**REQUIRED WORK**. Give the listing below again in full, exactly as written.
-- Start of TASK INPUT --
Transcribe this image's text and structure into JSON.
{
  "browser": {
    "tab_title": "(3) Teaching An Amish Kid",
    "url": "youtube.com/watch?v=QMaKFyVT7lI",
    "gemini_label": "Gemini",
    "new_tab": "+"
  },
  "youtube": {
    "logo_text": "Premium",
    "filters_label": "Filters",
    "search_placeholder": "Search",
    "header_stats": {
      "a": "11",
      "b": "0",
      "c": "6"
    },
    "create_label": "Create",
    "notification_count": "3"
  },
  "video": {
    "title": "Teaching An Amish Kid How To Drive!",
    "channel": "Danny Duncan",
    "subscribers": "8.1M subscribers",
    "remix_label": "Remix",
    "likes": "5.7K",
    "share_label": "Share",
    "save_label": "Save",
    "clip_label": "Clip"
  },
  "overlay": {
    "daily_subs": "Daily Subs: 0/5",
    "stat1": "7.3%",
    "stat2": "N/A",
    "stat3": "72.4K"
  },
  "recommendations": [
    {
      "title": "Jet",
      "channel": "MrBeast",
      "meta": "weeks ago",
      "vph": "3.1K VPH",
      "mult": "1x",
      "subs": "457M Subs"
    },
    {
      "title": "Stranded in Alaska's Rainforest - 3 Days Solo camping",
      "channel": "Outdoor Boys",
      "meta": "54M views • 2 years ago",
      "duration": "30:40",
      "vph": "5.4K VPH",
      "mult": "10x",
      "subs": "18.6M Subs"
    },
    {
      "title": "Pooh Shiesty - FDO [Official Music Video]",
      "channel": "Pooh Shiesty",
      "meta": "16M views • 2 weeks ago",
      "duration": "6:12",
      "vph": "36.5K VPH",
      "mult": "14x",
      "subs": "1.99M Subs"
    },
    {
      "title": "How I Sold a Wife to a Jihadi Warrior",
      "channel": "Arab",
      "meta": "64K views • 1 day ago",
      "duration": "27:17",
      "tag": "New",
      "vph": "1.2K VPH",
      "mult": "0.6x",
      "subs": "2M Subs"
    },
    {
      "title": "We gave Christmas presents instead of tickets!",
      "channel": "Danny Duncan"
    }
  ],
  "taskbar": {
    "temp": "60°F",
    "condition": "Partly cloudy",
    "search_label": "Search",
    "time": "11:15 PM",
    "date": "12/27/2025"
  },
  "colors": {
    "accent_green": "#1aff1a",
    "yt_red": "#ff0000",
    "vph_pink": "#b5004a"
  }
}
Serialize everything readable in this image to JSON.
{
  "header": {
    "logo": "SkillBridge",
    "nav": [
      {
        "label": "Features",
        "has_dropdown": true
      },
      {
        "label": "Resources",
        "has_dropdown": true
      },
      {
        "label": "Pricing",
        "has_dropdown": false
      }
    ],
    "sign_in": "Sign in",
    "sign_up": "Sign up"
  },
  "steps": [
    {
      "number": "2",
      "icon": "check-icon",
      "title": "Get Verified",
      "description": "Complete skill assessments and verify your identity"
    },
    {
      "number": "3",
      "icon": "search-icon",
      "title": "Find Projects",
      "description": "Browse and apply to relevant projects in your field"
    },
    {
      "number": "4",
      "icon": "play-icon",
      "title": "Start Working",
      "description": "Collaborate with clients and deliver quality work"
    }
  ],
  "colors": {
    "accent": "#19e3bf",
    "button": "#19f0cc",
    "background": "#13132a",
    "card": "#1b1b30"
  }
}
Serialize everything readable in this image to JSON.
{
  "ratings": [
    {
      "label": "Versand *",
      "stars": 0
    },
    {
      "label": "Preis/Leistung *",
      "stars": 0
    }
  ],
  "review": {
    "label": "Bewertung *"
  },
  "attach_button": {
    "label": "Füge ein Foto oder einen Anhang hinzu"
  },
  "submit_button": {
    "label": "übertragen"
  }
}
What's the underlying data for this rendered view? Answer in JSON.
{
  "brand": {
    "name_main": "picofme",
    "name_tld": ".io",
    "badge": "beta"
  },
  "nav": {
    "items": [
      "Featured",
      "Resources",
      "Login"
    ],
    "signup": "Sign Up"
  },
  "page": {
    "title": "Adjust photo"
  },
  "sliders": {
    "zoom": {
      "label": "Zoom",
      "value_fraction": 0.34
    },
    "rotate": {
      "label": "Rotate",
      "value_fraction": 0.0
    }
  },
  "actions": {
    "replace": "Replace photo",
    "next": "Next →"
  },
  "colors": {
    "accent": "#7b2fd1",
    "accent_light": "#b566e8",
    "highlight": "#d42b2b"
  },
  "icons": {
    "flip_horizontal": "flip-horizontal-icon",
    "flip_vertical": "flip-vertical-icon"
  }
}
-- End of TASK INPUT --
**WRITTEN RESPONSE**.
Transcribe this image's text and structure into JSON.
{
  "browser": {
    "tab_title": "(3) Teaching An Amish Kid",
    "url": "youtube.com/watch?v=QMaKFyVT7lI",
    "gemini_label": "Gemini",
    "new_tab": "+"
  },
  "youtube": {
    "logo_text": "Premium",
    "filters_label": "Filters",
    "search_placeholder": "Search",
    "header_stats": {
      "a": "11",
      "b": "0",
      "c": "6"
    },
    "create_label": "Create",
    "notification_count": "3"
  },
  "video": {
    "title": "Teaching An Amish Kid How To Drive!",
    "channel": "Danny Duncan",
    "subscribers": "8.1M subscribers",
    "remix_label": "Remix",
    "likes": "5.7K",
    "share_label": "Share",
    "save_label": "Save",
    "clip_label": "Clip"
  },
  "overlay": {
    "daily_subs": "Daily Subs: 0/5",
    "stat1": "7.3%",
    "stat2": "N/A",
    "stat3": "72.4K"
  },
  "recommendations": [
    {
      "title": "Jet",
      "channel": "MrBeast",
      "meta": "weeks ago",
      "vph": "3.1K VPH",
      "mult": "1x",
      "subs": "457M Subs"
    },
    {
      "title": "Stranded in Alaska's Rainforest - 3 Days Solo camping",
      "channel": "Outdoor Boys",
      "meta": "54M views • 2 years ago",
      "duration": "30:40",
      "vph": "5.4K VPH",
      "mult": "10x",
      "subs": "18.6M Subs"
    },
    {
      "title": "Pooh Shiesty - FDO [Official Music Video]",
      "channel": "Pooh Shiesty",
      "meta": "16M views • 2 weeks ago",
      "duration": "6:12",
      "vph": "36.5K VPH",
      "mult": "14x",
      "subs": "1.99M Subs"
    },
    {
      "title": "How I Sold a Wife to a Jihadi Warrior",
      "channel": "Arab",
      "meta": "64K views • 1 day ago",
      "duration": "27:17",
      "tag": "New",
      "vph": "1.2K VPH",
      "mult": "0.6x",
      "subs": "2M Subs"
    },
    {
      "title": "We gave Christmas presents instead of tickets!",
      "channel": "Danny Duncan"
    }
  ],
  "taskbar": {
    "temp": "60°F",
    "condition": "Partly cloudy",
    "search_label": "Search",
    "time": "11:15 PM",
    "date": "12/27/2025"
  },
  "colors": {
    "accent_green": "#1aff1a",
    "yt_red": "#ff0000",
    "vph_pink": "#b5004a"
  }
}
Serialize everything readable in this image to JSON.
{
  "header": {
    "logo": "SkillBridge",
    "nav": [
      {
        "label": "Features",
        "has_dropdown": true
      },
      {
        "label": "Resources",
        "has_dropdown": true
      },
      {
        "label": "Pricing",
        "has_dropdown": false
      }
    ],
    "sign_in": "Sign in",
    "sign_up": "Sign up"
  },
  "steps": [
    {
      "number": "2",
      "icon": "check-icon",
      "title": "Get Verified",
      "description": "Complete skill assessments and verify your identity"
    },
    {
      "number": "3",
      "icon": "search-icon",
      "title": "Find Projects",
      "description": "Browse and apply to relevant projects in your field"
    },
    {
      "number": "4",
      "icon": "play-icon",
      "title": "Start Working",
      "description": "Collaborate with clients and deliver quality work"
    }
  ],
  "colors": {
    "accent": "#19e3bf",
    "button": "#19f0cc",
    "background": "#13132a",
    "card": "#1b1b30"
  }
}
Serialize everything readable in this image to JSON.
{
  "ratings": [
    {
      "label": "Versand *",
      "stars": 0
    },
    {
      "label": "Preis/Leistung *",
      "stars": 0
    }
  ],
  "review": {
    "label": "Bewertung *"
  },
  "attach_button": {
    "label": "Füge ein Foto oder einen Anhang hinzu"
  },
  "submit_button": {
    "label": "übertragen"
  }
}
What's the underlying data for this rendered view? Answer in JSON.
{
  "brand": {
    "name_main": "picofme",
    "name_tld": ".io",
    "badge": "beta"
  },
  "nav": {
    "items": [
      "Featured",
      "Resources",
      "Login"
    ],
    "signup": "Sign Up"
  },
  "page": {
    "title": "Adjust photo"
  },
  "sliders": {
    "zoom": {
      "label": "Zoom",
      "value_fraction": 0.34
    },
    "rotate": {
      "label": "Rotate",
      "value_fraction": 0.0
    }
  },
  "actions": {
    "replace": "Replace photo",
    "next": "Next →"
  },
  "colors": {
    "accent": "#7b2fd1",
    "accent_light": "#b566e8",
    "highlight": "#d42b2b"
  },
  "icons": {
    "flip_horizontal": "flip-horizontal-icon",
    "flip_vertical": "flip-vertical-icon"
  }
}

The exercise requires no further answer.